What the task requires »
Which lines contain the string "Semnătura"? Please list every one of them.

Data for this task »
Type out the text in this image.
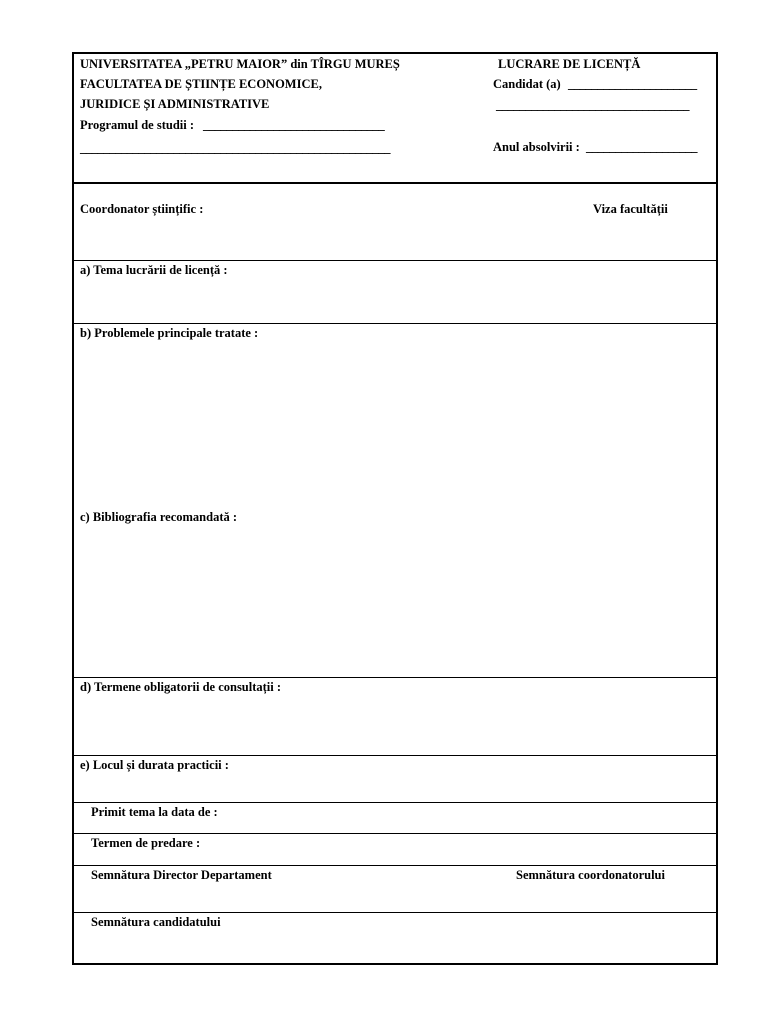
UNIVERSITATEA „PETRU MAIOR” din TÎRGU MUREȘ
FACULTATEA DE ȘTIINȚE ECONOMICE,
JURIDICE ȘI ADMINISTRATIVE
Programul de studii : _______________________________
_____________________________________________________
LUCRARE DE LICENȚĂ
Candidat (a) ______________________
_________________________________
Anul absolvirii : ___________________
Coordonator științific :	Viza facultății
a) Tema lucrării de licență :
b) Problemele principale tratate :
c) Bibliografia recomandată :
d) Termene obligatorii de consultații :
e) Locul și durata practicii :
Primit tema la data de :
Termen de predare :
Semnătura Director Departament	Semnătura coordonatorului
Semnătura candidatului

Complete output »
Semnătura Director Departament	Semnătura coordonatorului
Semnătura candidatului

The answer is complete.